Data in this exercise:
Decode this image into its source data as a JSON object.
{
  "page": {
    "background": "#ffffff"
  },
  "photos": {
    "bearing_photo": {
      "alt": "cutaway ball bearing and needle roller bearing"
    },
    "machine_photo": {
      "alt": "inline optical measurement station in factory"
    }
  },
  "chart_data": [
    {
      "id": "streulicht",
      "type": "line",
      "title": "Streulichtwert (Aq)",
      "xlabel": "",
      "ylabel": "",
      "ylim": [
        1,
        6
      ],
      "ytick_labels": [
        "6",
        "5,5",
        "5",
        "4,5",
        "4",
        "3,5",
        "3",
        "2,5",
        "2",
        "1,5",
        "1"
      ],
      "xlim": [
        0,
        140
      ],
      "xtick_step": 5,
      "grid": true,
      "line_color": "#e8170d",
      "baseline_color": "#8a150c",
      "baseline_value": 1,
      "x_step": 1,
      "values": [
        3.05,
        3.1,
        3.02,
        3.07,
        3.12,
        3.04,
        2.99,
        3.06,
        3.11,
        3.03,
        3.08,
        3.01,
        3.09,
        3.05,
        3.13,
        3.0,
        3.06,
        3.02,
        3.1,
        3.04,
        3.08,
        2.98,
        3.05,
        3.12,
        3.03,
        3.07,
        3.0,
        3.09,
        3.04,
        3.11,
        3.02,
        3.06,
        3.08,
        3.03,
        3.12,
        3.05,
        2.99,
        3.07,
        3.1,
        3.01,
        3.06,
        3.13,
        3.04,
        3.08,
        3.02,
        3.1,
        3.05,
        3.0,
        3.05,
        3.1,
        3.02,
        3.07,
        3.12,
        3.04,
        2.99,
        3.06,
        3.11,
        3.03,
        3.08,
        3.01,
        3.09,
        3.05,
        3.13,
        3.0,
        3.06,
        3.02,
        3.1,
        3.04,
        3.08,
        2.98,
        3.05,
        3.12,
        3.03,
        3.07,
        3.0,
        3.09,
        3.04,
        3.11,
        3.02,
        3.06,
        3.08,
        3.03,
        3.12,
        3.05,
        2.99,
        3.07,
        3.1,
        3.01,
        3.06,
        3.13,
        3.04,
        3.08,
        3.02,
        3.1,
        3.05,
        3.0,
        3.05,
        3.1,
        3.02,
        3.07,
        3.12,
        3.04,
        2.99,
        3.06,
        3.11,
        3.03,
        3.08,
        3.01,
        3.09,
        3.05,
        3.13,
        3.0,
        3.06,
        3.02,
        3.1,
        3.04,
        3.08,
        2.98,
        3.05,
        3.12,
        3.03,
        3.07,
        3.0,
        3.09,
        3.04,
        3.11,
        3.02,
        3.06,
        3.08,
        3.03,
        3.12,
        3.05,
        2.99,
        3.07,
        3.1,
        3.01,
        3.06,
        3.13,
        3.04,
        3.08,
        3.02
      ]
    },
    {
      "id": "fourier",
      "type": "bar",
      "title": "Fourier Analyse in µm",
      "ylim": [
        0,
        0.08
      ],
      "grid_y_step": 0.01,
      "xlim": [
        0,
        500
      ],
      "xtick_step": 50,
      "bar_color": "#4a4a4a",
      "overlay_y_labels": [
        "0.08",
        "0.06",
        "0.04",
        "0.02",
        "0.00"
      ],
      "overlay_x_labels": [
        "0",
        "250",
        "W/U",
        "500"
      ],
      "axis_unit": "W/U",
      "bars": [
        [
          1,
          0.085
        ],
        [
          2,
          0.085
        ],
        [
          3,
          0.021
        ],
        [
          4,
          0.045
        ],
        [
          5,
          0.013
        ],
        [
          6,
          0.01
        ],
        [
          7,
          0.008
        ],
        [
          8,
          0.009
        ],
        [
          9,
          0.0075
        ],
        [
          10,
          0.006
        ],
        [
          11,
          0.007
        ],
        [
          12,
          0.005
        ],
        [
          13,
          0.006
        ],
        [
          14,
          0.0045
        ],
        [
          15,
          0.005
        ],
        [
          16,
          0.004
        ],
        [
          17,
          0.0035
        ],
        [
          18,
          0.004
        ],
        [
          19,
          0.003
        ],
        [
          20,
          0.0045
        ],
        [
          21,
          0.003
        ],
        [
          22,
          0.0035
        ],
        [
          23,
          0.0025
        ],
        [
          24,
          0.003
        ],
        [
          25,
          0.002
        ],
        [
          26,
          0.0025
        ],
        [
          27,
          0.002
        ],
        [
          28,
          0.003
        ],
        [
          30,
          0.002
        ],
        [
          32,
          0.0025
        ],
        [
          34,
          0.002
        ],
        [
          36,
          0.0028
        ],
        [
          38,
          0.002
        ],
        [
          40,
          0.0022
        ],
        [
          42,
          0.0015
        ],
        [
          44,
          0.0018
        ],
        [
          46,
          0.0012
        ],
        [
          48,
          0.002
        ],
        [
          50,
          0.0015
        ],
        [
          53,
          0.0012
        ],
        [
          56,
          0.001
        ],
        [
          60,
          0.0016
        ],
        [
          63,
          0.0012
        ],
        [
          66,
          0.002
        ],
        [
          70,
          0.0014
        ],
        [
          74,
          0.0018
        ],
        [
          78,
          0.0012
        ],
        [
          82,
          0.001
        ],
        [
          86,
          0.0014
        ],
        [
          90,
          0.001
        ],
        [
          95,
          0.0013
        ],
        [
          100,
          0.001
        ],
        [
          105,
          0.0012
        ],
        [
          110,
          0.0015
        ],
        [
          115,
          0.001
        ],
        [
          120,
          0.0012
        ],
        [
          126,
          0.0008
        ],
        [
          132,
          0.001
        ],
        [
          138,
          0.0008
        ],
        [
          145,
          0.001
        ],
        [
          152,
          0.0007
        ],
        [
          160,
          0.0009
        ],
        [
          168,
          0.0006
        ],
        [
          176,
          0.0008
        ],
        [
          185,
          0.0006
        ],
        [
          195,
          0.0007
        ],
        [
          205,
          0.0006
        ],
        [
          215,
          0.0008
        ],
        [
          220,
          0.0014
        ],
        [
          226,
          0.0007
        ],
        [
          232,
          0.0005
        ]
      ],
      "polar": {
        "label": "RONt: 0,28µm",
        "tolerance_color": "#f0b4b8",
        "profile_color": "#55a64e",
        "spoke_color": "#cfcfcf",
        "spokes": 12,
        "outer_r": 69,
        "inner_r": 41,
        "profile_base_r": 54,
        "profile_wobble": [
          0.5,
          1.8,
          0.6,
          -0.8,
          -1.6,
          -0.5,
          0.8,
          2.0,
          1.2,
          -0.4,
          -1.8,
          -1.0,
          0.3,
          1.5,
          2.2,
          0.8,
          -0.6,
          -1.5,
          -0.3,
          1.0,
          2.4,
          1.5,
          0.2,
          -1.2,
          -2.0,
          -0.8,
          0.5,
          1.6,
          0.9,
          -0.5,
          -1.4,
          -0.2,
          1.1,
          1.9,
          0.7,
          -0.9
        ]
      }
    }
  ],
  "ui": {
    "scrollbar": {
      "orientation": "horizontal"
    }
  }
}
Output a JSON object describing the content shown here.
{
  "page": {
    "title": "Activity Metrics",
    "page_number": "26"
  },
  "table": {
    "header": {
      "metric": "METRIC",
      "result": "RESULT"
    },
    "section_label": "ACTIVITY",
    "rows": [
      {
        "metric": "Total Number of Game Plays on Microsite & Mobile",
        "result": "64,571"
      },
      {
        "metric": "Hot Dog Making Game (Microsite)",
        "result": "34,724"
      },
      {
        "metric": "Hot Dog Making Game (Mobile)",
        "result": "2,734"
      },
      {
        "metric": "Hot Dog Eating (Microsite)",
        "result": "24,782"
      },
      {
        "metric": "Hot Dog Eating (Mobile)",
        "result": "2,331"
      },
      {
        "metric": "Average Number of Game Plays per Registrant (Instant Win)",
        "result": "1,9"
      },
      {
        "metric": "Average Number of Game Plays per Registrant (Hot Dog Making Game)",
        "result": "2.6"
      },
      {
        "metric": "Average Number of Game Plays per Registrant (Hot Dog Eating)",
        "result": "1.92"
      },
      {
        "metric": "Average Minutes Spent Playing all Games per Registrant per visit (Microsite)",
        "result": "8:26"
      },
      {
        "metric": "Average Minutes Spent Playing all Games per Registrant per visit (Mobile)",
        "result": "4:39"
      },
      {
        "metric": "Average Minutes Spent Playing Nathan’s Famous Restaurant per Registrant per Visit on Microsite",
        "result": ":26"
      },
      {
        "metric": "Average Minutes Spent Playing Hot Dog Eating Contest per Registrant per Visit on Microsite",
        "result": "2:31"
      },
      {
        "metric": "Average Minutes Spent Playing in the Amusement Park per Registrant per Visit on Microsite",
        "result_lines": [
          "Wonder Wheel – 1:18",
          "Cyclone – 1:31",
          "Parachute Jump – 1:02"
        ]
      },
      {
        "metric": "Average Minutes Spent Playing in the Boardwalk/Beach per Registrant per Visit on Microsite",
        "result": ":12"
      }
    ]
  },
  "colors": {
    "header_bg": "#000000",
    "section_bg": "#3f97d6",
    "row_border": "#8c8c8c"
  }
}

Directions:
Find the lines containing "title" and pull them out.

Exercise answer:
      "title": "Streulichtwert (Aq)",
      "title": "Fourier Analyse in µm",
    "title": "Activity Metrics",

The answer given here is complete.